§ Provided information
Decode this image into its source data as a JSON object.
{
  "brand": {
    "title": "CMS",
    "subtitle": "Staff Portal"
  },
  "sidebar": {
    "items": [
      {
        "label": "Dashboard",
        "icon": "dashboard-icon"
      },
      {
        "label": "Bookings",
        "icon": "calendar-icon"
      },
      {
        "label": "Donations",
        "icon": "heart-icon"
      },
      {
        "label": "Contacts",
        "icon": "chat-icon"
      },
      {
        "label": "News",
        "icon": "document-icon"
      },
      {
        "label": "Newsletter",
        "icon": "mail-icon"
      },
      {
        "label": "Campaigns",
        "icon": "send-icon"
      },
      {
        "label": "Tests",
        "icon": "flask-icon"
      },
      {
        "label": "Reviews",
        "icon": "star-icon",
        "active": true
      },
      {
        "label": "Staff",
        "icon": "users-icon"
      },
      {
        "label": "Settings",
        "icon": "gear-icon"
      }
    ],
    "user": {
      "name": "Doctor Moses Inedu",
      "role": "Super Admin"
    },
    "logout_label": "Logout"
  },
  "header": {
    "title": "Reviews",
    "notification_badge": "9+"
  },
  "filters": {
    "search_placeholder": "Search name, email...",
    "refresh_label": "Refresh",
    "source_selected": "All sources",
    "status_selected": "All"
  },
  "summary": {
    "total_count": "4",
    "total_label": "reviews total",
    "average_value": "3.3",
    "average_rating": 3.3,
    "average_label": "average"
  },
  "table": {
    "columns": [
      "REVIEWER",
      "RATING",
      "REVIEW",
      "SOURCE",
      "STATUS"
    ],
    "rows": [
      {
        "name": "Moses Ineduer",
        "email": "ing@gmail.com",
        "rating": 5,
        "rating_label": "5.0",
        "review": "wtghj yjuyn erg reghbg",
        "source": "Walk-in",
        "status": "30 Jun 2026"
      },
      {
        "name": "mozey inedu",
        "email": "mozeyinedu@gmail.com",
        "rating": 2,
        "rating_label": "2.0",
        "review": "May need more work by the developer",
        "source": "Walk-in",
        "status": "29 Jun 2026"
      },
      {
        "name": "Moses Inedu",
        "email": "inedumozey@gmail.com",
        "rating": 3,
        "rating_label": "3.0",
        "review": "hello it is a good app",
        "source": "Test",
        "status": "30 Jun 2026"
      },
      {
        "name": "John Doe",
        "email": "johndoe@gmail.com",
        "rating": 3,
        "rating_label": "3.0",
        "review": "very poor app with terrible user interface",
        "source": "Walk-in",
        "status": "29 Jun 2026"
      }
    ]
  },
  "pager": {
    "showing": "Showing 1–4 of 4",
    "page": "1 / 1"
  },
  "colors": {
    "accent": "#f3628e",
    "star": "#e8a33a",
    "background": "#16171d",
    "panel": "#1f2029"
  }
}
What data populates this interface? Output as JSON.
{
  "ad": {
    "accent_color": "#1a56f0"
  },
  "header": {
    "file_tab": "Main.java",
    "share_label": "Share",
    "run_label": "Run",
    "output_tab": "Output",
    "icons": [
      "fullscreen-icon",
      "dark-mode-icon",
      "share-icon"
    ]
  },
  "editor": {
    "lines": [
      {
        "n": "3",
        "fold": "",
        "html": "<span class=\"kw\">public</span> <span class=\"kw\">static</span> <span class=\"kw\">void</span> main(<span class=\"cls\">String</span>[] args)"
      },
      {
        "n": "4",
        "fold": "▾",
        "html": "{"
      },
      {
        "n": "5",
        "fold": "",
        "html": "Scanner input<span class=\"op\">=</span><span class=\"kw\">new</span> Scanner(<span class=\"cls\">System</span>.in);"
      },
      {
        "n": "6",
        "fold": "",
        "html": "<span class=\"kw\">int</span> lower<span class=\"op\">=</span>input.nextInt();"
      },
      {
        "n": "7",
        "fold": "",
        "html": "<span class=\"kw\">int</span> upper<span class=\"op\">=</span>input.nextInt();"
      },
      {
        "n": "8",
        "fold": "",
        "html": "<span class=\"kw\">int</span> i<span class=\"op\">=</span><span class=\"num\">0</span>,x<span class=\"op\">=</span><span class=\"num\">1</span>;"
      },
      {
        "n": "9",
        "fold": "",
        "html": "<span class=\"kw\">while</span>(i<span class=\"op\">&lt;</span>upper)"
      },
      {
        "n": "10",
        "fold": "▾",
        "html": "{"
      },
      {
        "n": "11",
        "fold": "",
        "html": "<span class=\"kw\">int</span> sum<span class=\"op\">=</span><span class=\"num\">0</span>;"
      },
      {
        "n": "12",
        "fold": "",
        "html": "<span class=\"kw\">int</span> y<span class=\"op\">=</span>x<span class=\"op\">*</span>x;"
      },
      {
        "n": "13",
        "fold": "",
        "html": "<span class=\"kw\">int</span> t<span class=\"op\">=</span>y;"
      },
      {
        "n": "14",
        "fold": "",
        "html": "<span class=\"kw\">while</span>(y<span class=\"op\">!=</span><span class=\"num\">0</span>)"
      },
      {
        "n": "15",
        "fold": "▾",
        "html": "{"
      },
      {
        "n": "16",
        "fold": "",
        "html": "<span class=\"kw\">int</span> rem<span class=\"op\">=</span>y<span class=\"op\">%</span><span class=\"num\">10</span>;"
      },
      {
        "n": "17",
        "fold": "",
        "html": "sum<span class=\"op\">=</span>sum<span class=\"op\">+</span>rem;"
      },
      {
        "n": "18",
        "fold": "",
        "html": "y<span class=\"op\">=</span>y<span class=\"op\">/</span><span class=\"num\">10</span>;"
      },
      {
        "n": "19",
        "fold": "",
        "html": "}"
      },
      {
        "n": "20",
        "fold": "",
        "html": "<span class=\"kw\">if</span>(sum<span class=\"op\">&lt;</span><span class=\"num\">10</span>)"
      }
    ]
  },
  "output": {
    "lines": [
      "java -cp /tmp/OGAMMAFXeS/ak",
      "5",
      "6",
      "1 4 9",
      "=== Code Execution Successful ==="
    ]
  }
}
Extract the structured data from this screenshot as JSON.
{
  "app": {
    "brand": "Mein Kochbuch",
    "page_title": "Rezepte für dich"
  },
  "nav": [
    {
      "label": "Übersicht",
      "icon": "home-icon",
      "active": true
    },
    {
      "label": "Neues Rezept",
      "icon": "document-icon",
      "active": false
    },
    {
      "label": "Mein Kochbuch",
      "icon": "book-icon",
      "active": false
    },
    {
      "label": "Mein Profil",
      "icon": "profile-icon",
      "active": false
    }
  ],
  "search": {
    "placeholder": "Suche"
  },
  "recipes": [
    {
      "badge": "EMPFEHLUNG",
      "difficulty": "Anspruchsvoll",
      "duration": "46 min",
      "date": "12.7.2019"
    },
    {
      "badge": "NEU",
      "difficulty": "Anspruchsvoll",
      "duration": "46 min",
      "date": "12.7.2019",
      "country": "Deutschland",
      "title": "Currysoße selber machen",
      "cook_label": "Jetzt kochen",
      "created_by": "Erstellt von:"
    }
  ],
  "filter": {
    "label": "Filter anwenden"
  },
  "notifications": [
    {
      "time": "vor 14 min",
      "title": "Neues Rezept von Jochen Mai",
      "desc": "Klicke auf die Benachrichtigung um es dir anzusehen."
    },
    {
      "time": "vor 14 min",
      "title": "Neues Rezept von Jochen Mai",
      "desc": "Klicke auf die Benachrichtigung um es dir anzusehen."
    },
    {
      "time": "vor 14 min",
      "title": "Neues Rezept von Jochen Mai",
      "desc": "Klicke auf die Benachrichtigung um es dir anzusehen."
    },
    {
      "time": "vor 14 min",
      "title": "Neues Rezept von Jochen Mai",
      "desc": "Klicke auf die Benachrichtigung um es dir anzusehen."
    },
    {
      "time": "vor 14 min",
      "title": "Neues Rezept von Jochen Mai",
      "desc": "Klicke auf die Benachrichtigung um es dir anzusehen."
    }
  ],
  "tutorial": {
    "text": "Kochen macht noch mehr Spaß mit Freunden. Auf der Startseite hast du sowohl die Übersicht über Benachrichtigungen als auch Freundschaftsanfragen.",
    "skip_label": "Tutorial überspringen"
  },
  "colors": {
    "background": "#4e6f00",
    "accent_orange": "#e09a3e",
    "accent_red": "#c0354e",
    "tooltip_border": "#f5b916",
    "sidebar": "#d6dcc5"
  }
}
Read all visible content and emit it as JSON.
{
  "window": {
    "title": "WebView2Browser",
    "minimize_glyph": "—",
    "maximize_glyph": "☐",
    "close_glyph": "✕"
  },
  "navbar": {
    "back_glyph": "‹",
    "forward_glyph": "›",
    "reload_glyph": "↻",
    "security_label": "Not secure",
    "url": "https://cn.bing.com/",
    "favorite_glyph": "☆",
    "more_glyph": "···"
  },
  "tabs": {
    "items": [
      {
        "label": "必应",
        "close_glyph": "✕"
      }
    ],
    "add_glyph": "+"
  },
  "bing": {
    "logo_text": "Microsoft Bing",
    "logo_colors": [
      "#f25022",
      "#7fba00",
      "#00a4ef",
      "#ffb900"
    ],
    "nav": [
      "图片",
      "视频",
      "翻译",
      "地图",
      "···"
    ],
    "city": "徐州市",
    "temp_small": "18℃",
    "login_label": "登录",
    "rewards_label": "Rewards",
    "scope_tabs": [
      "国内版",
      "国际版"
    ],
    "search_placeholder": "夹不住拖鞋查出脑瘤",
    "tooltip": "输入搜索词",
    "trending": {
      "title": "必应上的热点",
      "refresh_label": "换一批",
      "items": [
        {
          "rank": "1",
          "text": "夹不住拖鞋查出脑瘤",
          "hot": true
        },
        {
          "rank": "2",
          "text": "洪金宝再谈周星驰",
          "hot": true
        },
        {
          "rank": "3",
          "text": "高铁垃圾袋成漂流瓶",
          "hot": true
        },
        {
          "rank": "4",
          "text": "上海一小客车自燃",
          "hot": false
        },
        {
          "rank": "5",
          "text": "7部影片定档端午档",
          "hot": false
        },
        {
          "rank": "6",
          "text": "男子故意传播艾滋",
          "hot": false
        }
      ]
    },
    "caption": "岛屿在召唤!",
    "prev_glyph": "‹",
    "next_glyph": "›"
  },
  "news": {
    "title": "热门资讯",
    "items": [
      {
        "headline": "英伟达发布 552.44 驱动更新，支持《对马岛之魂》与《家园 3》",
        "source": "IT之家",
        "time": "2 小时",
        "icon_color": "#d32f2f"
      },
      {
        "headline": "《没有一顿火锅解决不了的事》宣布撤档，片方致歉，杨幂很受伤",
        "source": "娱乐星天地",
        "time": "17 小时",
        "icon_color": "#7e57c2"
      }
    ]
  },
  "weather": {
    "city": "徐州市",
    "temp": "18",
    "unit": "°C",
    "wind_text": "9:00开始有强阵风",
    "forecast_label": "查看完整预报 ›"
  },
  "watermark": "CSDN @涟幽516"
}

§ Written problem
Please list every line of the records that contains "interface".

§ Solution for this problem
        "review": "very poor app with terrible user interface",
What data populates this interface? Output as JSON.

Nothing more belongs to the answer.